▸ **REQUEST**
Retype all of the listing exactly, passing over any picture you find.

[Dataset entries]
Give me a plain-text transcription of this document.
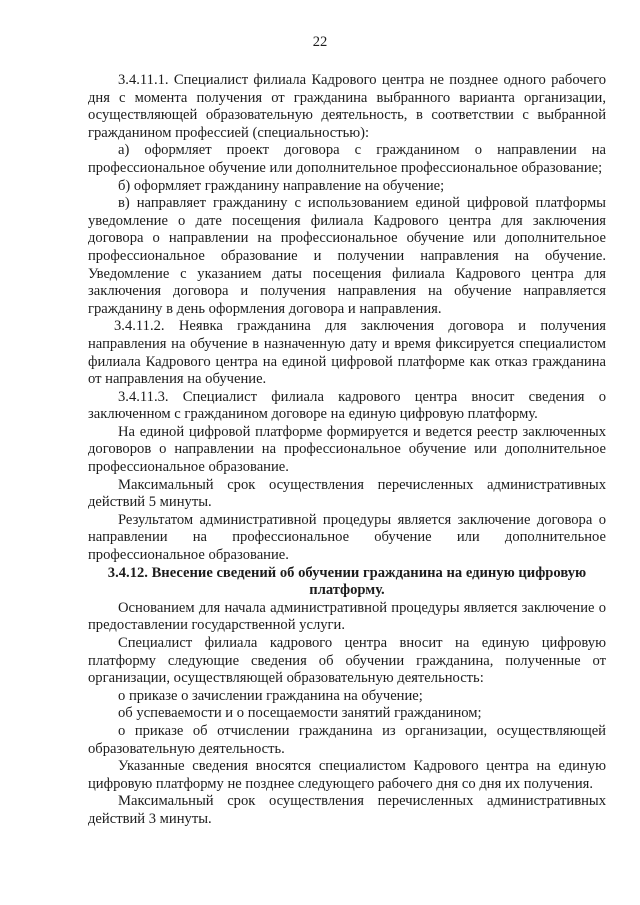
22

3.4.11.1. Специалист филиала Кадрового центра не позднее одного рабочего дня с момента получения от гражданина выбранного варианта организации, осуществляющей образовательную деятельность, в соответствии с выбранной гражданином профессией (специальностью):

а) оформляет проект договора с гражданином о направлении на профессиональное обучение или дополнительное профессиональное образование;

б) оформляет гражданину направление на обучение;

в) направляет гражданину с использованием единой цифровой платформы уведомление о дате посещения филиала Кадрового центра для заключения договора о направлении на профессиональное обучение или дополнительное профессиональное образование и получении направления на обучение. Уведомление с указанием даты посещения филиала Кадрового центра для заключения договора и получения направления на обучение направляется гражданину в день оформления договора и направления.

3.4.11.2. Неявка гражданина для заключения договора и получения направления на обучение в назначенную дату и время фиксируется специалистом филиала Кадрового центра на единой цифровой платформе как отказ гражданина от направления на обучение.

3.4.11.3. Специалист филиала кадрового центра вносит сведения о заключенном с гражданином договоре на единую цифровую платформу.

На единой цифровой платформе формируется и ведется реестр заключенных договоров о направлении на профессиональное обучение или дополнительное профессиональное образование.

Максимальный срок осуществления перечисленных административных действий 5 минуты.

Результатом административной процедуры является заключение договора о направлении на профессиональное обучение или дополнительное профессиональное образование.

3.4.12. Внесение сведений об обучении гражданина на единую цифровую платформу.

Основанием для начала административной процедуры является заключение о предоставлении государственной услуги.

Специалист филиала кадрового центра вносит на единую цифровую платформу следующие сведения об обучении гражданина, полученные от организации, осуществляющей образовательную деятельность:

о приказе о зачислении гражданина на обучение;

об успеваемости и о посещаемости занятий гражданином;

о приказе об отчислении гражданина из организации, осуществляющей образовательную деятельность.

Указанные сведения вносятся специалистом Кадрового центра на единую цифровую платформу не позднее следующего рабочего дня со дня их получения.

Максимальный срок осуществления перечисленных административных действий 3 минуты.
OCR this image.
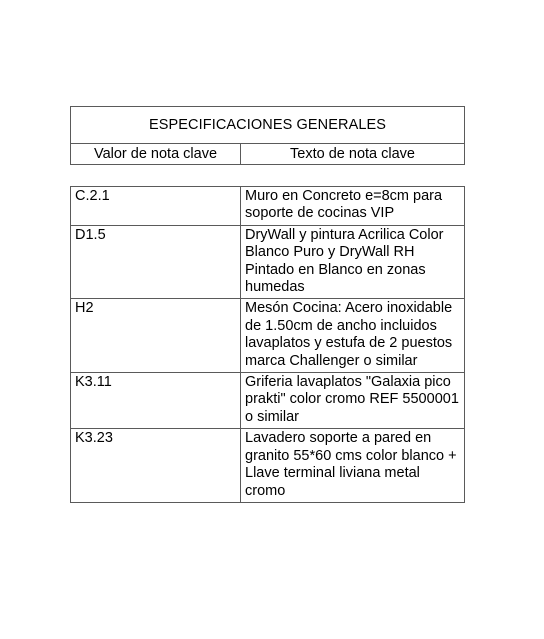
ESPECIFICACIONES GENERALES
Valor de nota clave	Texto de nota clave
C.2.1	Muro en Concreto e=8cm para soporte de cocinas VIP
D1.5	DryWall y pintura Acrilica Color Blanco Puro y DryWall RH Pintado en Blanco en zonas humedas
H2	Mesón Cocina: Acero inoxidable de 1.50cm de ancho incluidos lavaplatos y estufa de 2 puestos marca Challenger o similar
K3.11	Griferia lavaplatos "Galaxia pico prakti" color cromo REF 5500001 o similar
K3.23	Lavadero soporte a pared en granito 55*60 cms color blanco + Llave terminal liviana metal cromo
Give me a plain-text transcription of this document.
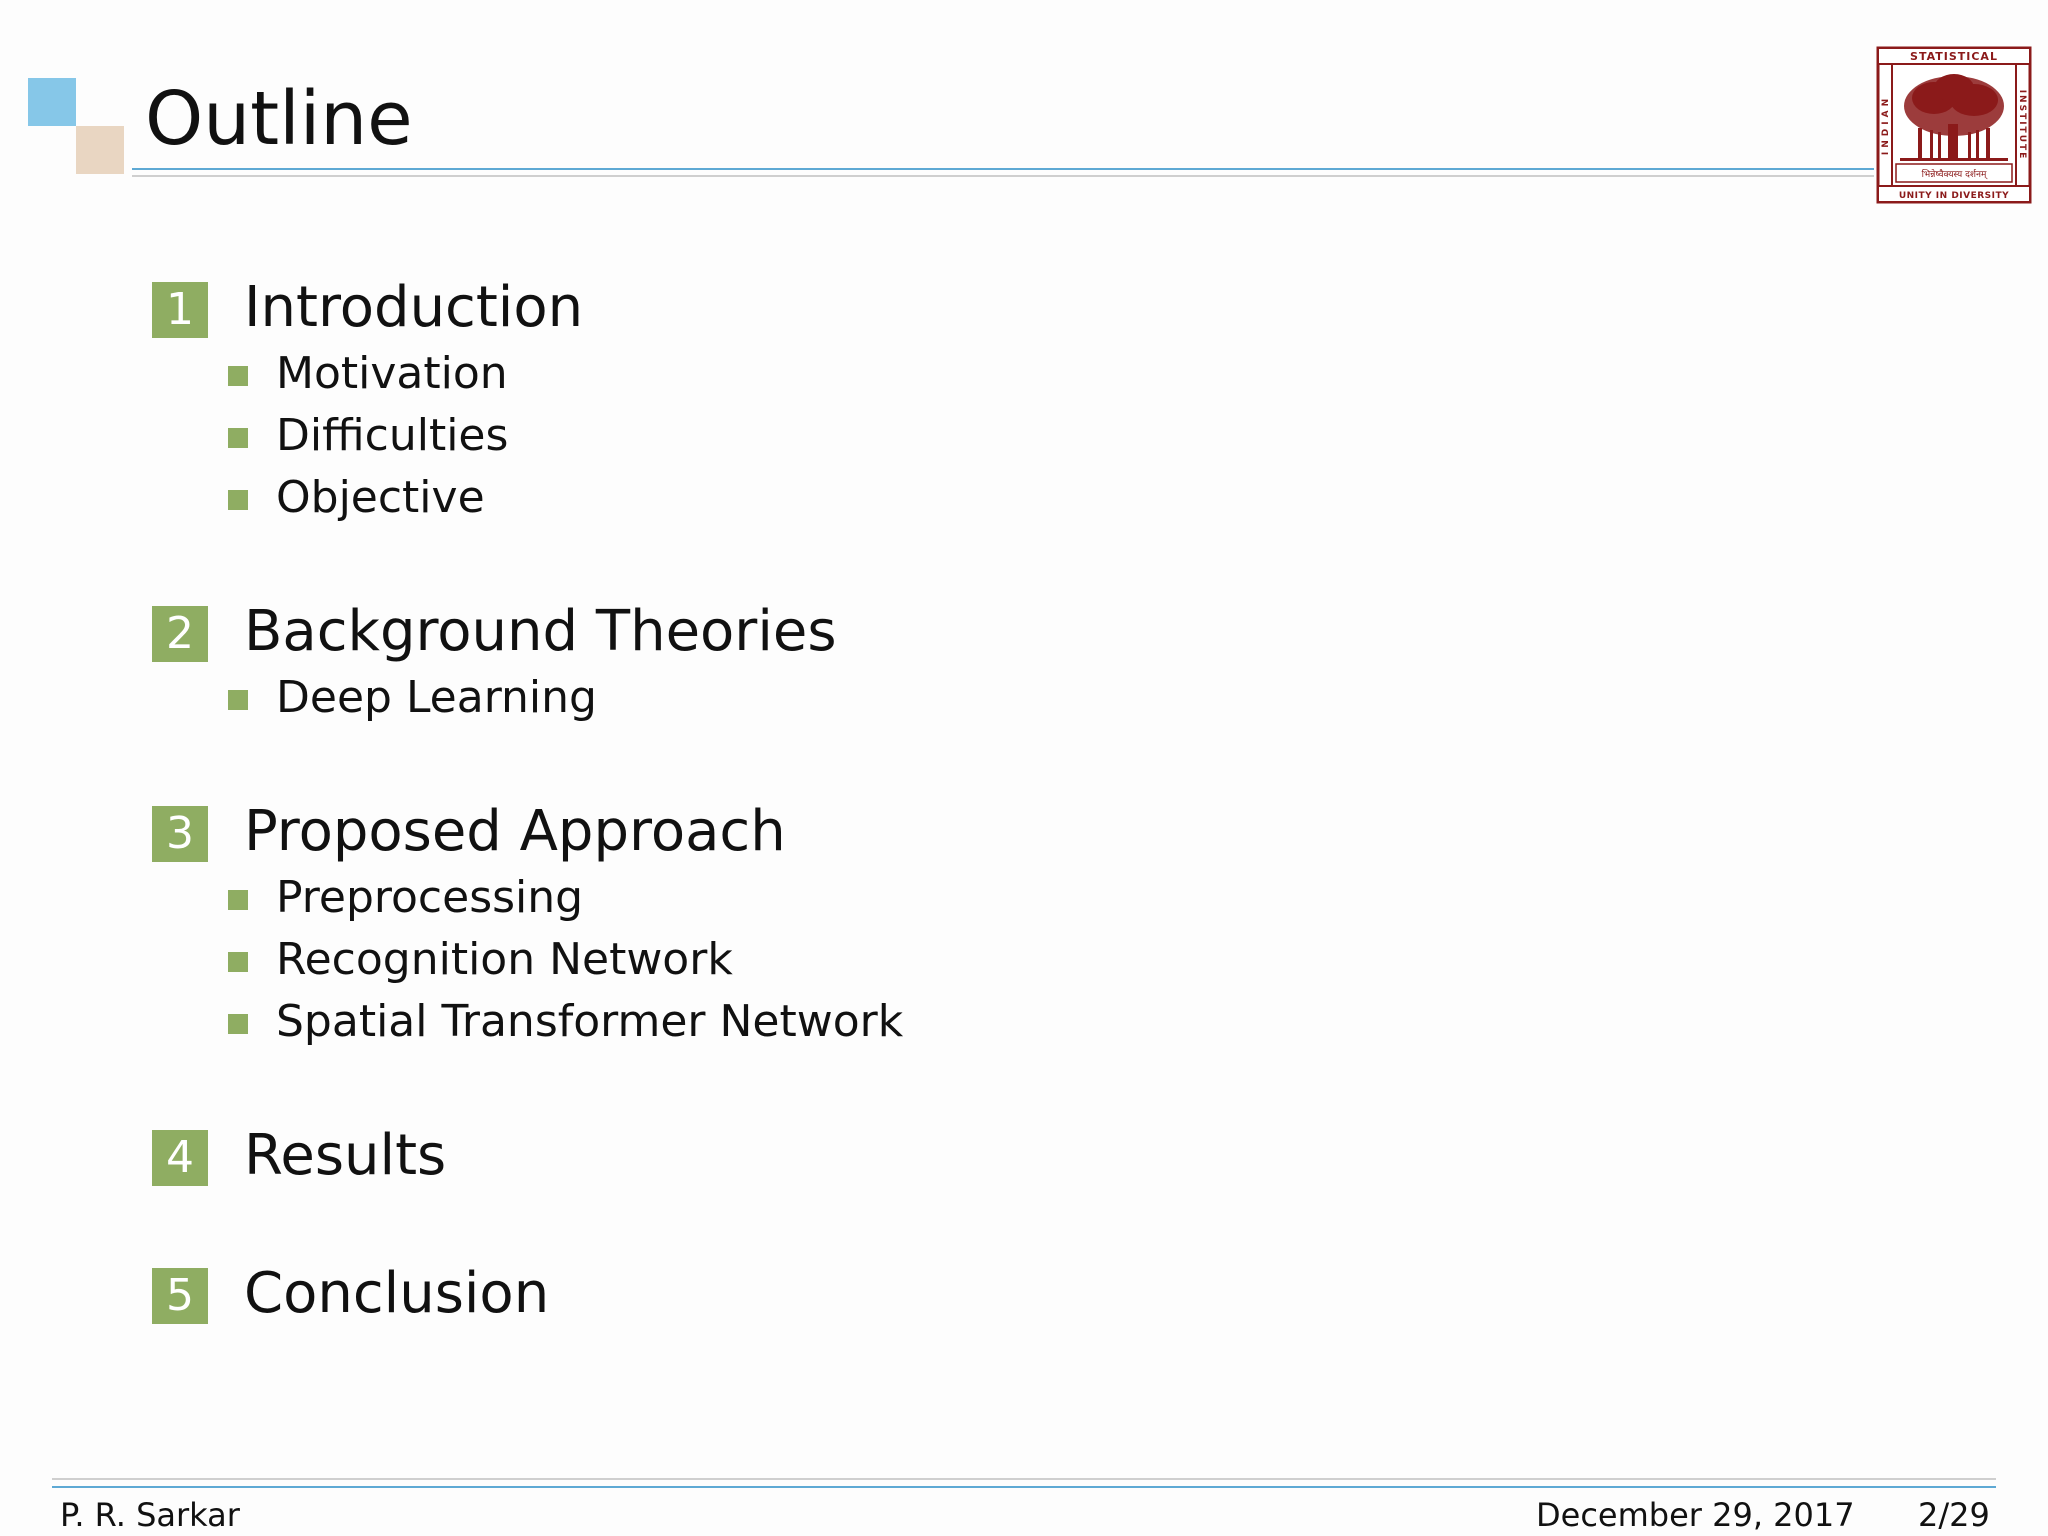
Outline
STATISTICAL
UNITY IN DIVERSITY
INDIAN	INSTITUTE
भिन्नेष्वैक्यस्य दर्शनम्
1 Introduction
Motivation
Difficulties
Objective
2 Background Theories
Deep Learning
3 Proposed Approach
Preprocessing
Recognition Network
Spatial Transformer Network
4 Results
5 Conclusion
P. R. Sarkar	December 29, 2017 2/29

▸ **TASK RESULT**
Give me a plain-text transcription of this document.
22

3.4.11.1. Специалист филиала Кадрового центра не позднее одного рабочего дня с момента получения от гражданина выбранного варианта организации, осуществляющей образовательную деятельность, в соответствии с выбранной гражданином профессией (специальностью):

а) оформляет проект договора с гражданином о направлении на профессиональное обучение или дополнительное профессиональное образование;

б) оформляет гражданину направление на обучение;

в) направляет гражданину с использованием единой цифровой платформы уведомление о дате посещения филиала Кадрового центра для заключения договора о направлении на профессиональное обучение или дополнительное профессиональное образование и получении направления на обучение. Уведомление с указанием даты посещения филиала Кадрового центра для заключения договора и получения направления на обучение направляется гражданину в день оформления договора и направления.

3.4.11.2. Неявка гражданина для заключения договора и получения направления на обучение в назначенную дату и время фиксируется специалистом филиала Кадрового центра на единой цифровой платформе как отказ гражданина от направления на обучение.

3.4.11.3. Специалист филиала кадрового центра вносит сведения о заключенном с гражданином договоре на единую цифровую платформу.

На единой цифровой платформе формируется и ведется реестр заключенных договоров о направлении на профессиональное обучение или дополнительное профессиональное образование.

Максимальный срок осуществления перечисленных административных действий 5 минуты.

Результатом административной процедуры является заключение договора о направлении на профессиональное обучение или дополнительное профессиональное образование.

3.4.12. Внесение сведений об обучении гражданина на единую цифровую платформу.

Основанием для начала административной процедуры является заключение о предоставлении государственной услуги.

Специалист филиала кадрового центра вносит на единую цифровую платформу следующие сведения об обучении гражданина, полученные от организации, осуществляющей образовательную деятельность:

о приказе о зачислении гражданина на обучение;

об успеваемости и о посещаемости занятий гражданином;

о приказе об отчислении гражданина из организации, осуществляющей образовательную деятельность.

Указанные сведения вносятся специалистом Кадрового центра на единую цифровую платформу не позднее следующего рабочего дня со дня их получения.

Максимальный срок осуществления перечисленных административных действий 3 минуты.
OCR this image.
ESPECIFICACIONES GENERALES
Valor de nota clave	Texto de nota clave
C.2.1	Muro en Concreto e=8cm para soporte de cocinas VIP
D1.5	DryWall y pintura Acrilica Color Blanco Puro y DryWall RH Pintado en Blanco en zonas humedas
H2	Mesón Cocina: Acero inoxidable de 1.50cm de ancho incluidos lavaplatos y estufa de 2 puestos marca Challenger o similar
K3.11	Griferia lavaplatos "Galaxia pico prakti" color cromo REF 5500001 o similar
K3.23	Lavadero soporte a pared en granito 55*60 cms color blanco + Llave terminal liviana metal cromo
Give me a plain-text transcription of this document.
Outline
STATISTICAL
UNITY IN DIVERSITY
INDIAN	INSTITUTE
भिन्नेष्वैक्यस्य दर्शनम्
1 Introduction
Motivation
Difficulties
Objective
2 Background Theories
Deep Learning
3 Proposed Approach
Preprocessing
Recognition Network
Spatial Transformer Network
4 Results
5 Conclusion
P. R. Sarkar	December 29, 2017 2/29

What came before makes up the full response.